> **Task to complete**: Gather from the listing below each line that includes the word "liikkuu", and copy it.

━━━━━ Recorded data ━━━━━

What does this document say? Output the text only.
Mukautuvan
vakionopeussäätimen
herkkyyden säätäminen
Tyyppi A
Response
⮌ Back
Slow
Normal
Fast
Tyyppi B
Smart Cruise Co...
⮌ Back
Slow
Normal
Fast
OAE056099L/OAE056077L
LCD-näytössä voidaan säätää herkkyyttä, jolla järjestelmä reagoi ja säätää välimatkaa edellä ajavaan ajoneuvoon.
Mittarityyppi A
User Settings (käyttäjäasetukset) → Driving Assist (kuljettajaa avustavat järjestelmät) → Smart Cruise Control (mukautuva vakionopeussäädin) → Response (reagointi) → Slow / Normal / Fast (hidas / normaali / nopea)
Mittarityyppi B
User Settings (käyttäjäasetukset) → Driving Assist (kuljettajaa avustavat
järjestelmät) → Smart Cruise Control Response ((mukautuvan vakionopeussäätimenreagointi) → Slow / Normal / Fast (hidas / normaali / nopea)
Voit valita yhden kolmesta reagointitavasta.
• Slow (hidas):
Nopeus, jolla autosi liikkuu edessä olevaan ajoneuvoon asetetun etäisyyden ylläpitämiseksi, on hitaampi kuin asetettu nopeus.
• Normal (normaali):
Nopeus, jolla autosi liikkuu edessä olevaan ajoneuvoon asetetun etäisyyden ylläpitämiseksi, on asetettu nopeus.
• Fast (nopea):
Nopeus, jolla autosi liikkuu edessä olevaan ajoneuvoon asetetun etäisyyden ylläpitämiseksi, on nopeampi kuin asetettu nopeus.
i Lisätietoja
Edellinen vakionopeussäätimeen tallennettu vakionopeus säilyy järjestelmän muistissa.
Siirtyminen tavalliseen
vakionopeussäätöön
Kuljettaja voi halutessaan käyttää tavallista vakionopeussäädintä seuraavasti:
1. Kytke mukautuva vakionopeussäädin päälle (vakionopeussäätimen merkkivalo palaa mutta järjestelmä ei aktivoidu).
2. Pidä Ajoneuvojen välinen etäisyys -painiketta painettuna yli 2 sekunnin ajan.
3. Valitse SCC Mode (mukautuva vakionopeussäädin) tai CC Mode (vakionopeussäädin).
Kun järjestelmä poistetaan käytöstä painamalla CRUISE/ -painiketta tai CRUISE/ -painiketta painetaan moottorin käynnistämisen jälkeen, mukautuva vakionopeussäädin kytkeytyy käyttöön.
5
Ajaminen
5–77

━━━━━

> **Response to this task**:
Nopeus, jolla autosi liikkuu edessä olevaan ajoneuvoon asetetun etäisyyden ylläpitämiseksi, on hitaampi kuin asetettu nopeus.
Nopeus, jolla autosi liikkuu edessä olevaan ajoneuvoon asetetun etäisyyden ylläpitämiseksi, on asetettu nopeus.
Nopeus, jolla autosi liikkuu edessä olevaan ajoneuvoon asetetun etäisyyden ylläpitämiseksi, on nopeampi kuin asetettu nopeus.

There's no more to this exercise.